WHAT TO DO. Lay out every line of the material below as a numbered list, leaving out any blank lines.

###

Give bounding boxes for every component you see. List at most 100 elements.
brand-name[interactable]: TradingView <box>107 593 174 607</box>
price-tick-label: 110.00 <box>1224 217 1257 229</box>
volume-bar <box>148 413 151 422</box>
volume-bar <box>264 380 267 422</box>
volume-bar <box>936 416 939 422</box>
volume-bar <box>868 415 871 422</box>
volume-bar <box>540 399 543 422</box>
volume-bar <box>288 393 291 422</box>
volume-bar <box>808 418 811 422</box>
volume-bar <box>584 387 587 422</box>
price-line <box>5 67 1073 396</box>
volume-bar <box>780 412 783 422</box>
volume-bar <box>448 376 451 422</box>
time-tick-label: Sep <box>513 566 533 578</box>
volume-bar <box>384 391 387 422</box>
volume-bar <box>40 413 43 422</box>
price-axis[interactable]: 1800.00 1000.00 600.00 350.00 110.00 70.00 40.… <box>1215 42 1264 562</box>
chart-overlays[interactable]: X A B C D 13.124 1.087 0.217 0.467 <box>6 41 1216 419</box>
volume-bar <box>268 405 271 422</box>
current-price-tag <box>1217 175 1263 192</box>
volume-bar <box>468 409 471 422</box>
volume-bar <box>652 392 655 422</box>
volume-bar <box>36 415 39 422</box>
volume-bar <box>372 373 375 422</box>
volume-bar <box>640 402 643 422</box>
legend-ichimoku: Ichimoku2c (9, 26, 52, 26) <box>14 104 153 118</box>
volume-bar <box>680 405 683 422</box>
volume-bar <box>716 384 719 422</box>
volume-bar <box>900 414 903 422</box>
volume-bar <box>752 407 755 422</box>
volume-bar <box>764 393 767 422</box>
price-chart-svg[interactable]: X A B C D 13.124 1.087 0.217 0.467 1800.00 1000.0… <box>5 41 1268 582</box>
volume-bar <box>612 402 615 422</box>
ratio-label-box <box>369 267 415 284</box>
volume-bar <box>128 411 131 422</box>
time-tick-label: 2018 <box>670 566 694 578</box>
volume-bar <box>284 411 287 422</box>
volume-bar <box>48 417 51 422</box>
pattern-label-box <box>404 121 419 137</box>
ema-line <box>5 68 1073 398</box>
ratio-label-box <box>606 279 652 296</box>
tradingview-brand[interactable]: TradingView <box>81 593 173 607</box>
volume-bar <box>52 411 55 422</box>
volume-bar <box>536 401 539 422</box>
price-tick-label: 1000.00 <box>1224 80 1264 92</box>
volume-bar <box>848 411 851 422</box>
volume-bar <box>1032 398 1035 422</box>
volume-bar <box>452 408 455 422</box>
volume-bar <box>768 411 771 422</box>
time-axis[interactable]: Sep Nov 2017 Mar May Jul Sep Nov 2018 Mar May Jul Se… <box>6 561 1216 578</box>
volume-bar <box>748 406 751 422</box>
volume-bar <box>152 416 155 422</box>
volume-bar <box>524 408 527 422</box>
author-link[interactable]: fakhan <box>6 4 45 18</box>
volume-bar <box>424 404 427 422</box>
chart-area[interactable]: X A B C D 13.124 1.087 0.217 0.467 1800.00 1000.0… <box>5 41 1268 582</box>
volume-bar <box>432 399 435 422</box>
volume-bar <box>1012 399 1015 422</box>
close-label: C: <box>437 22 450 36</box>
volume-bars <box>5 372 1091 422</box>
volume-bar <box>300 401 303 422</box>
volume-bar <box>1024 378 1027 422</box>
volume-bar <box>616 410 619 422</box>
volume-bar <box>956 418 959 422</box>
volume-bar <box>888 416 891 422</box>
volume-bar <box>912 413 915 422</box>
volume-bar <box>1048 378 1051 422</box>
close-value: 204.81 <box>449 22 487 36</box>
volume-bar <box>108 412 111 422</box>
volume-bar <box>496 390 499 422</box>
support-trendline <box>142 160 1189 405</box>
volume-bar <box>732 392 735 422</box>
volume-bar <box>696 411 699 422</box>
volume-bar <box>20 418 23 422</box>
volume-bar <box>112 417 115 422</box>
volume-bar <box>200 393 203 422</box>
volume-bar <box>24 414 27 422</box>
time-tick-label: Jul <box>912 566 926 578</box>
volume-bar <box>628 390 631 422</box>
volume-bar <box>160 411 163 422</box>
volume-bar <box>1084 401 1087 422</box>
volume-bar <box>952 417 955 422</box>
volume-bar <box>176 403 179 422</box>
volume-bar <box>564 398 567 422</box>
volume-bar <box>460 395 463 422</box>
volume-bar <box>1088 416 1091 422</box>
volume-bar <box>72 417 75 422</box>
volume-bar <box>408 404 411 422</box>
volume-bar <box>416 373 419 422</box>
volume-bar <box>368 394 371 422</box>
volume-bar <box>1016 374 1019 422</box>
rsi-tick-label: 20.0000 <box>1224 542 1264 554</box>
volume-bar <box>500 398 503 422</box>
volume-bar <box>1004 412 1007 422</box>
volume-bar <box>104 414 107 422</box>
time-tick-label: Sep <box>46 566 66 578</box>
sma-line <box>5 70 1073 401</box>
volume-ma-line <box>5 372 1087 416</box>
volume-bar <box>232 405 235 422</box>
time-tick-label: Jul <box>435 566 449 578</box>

###

THE COMPLETED TASK.
1. Give bounding boxes for every component you see. List at most 100 elements.
2. brand-name[interactable]: TradingView <box>107 593 174 607</box>
3. price-tick-label: 110.00 <box>1224 217 1257 229</box>
4. volume-bar <box>148 413 151 422</box>
5. volume-bar <box>264 380 267 422</box>
6. volume-bar <box>936 416 939 422</box>
7. volume-bar <box>868 415 871 422</box>
8. volume-bar <box>540 399 543 422</box>
9. volume-bar <box>288 393 291 422</box>
10. volume-bar <box>808 418 811 422</box>
11. volume-bar <box>584 387 587 422</box>
12. price-line <box>5 67 1073 396</box>
13. volume-bar <box>780 412 783 422</box>
14. volume-bar <box>448 376 451 422</box>
15. time-tick-label: Sep <box>513 566 533 578</box>
16. volume-bar <box>384 391 387 422</box>
17. volume-bar <box>40 413 43 422</box>
18. price-axis[interactable]: 1800.00 1000.00 600.00 350.00 110.00 70.00 40.… <box>1215 42 1264 562</box>
19. chart-overlays[interactable]: X A B C D 13.124 1.087 0.217 0.467 <box>6 41 1216 419</box>
20. volume-bar <box>268 405 271 422</box>
21. current-price-tag <box>1217 175 1263 192</box>
22. volume-bar <box>468 409 471 422</box>
23. volume-bar <box>652 392 655 422</box>
24. volume-bar <box>36 415 39 422</box>
25. volume-bar <box>372 373 375 422</box>
26. volume-bar <box>640 402 643 422</box>
27. legend-ichimoku: Ichimoku2c (9, 26, 52, 26) <box>14 104 153 118</box>
28. volume-bar <box>680 405 683 422</box>
29. volume-bar <box>716 384 719 422</box>
30. volume-bar <box>900 414 903 422</box>
31. volume-bar <box>752 407 755 422</box>
32. volume-bar <box>764 393 767 422</box>
33. price-chart-svg[interactable]: X A B C D 13.124 1.087 0.217 0.467 1800.00 1000.0… <box>5 41 1268 582</box>
34. volume-bar <box>612 402 615 422</box>
35. ratio-label-box <box>369 267 415 284</box>
36. volume-bar <box>128 411 131 422</box>
37. time-tick-label: 2018 <box>670 566 694 578</box>
38. volume-bar <box>284 411 287 422</box>
39. volume-bar <box>48 417 51 422</box>
40. pattern-label-box <box>404 121 419 137</box>
41. ema-line <box>5 68 1073 398</box>
42. ratio-label-box <box>606 279 652 296</box>
43. tradingview-brand[interactable]: TradingView <box>81 593 173 607</box>
44. volume-bar <box>52 411 55 422</box>
45. volume-bar <box>536 401 539 422</box>
46. price-tick-label: 1000.00 <box>1224 80 1264 92</box>
47. volume-bar <box>848 411 851 422</box>
48. volume-bar <box>1032 398 1035 422</box>
49. volume-bar <box>452 408 455 422</box>
50. volume-bar <box>768 411 771 422</box>
51. time-axis[interactable]: Sep Nov 2017 Mar May Jul Sep Nov 2018 Mar May Jul Se… <box>6 561 1216 578</box>
52. volume-bar <box>748 406 751 422</box>
53. volume-bar <box>152 416 155 422</box>
54. volume-bar <box>524 408 527 422</box>
55. author-link[interactable]: fakhan <box>6 4 45 18</box>
56. volume-bar <box>424 404 427 422</box>
57. chart-area[interactable]: X A B C D 13.124 1.087 0.217 0.467 1800.00 1000.0… <box>5 41 1268 582</box>
58. volume-bar <box>432 399 435 422</box>
59. volume-bar <box>1012 399 1015 422</box>
60. close-label: C: <box>437 22 450 36</box>
61. volume-bars <box>5 372 1091 422</box>
62. volume-bar <box>300 401 303 422</box>
63. volume-bar <box>1024 378 1027 422</box>
64. volume-bar <box>616 410 619 422</box>
65. volume-bar <box>956 418 959 422</box>
66. volume-bar <box>888 416 891 422</box>
67. volume-bar <box>912 413 915 422</box>
68. volume-bar <box>1048 378 1051 422</box>
69. close-value: 204.81 <box>449 22 487 36</box>
70. volume-bar <box>108 412 111 422</box>
71. volume-bar <box>496 390 499 422</box>
72. support-trendline <box>142 160 1189 405</box>
73. volume-bar <box>732 392 735 422</box>
74. volume-bar <box>696 411 699 422</box>
75. volume-bar <box>20 418 23 422</box>
76. volume-bar <box>112 417 115 422</box>
77. volume-bar <box>200 393 203 422</box>
78. volume-bar <box>24 414 27 422</box>
79. time-tick-label: Jul <box>912 566 926 578</box>
80. volume-bar <box>628 390 631 422</box>
81. volume-bar <box>160 411 163 422</box>
82. volume-bar <box>1084 401 1087 422</box>
83. volume-bar <box>952 417 955 422</box>
84. volume-bar <box>176 403 179 422</box>
85. volume-bar <box>564 398 567 422</box>
86. volume-bar <box>460 395 463 422</box>
87. volume-bar <box>1088 416 1091 422</box>
88. volume-bar <box>72 417 75 422</box>
89. volume-bar <box>408 404 411 422</box>
90. volume-bar <box>416 373 419 422</box>
91. volume-bar <box>368 394 371 422</box>
92. volume-bar <box>1016 374 1019 422</box>
93. rsi-tick-label: 20.0000 <box>1224 542 1264 554</box>
94. volume-bar <box>500 398 503 422</box>
95. volume-bar <box>1004 412 1007 422</box>
96. volume-bar <box>104 414 107 422</box>
97. time-tick-label: Sep <box>46 566 66 578</box>
98. sma-line <box>5 70 1073 401</box>
99. volume-ma-line <box>5 372 1087 416</box>
100. volume-bar <box>232 405 235 422</box>
101. time-tick-label: Jul <box>435 566 449 578</box>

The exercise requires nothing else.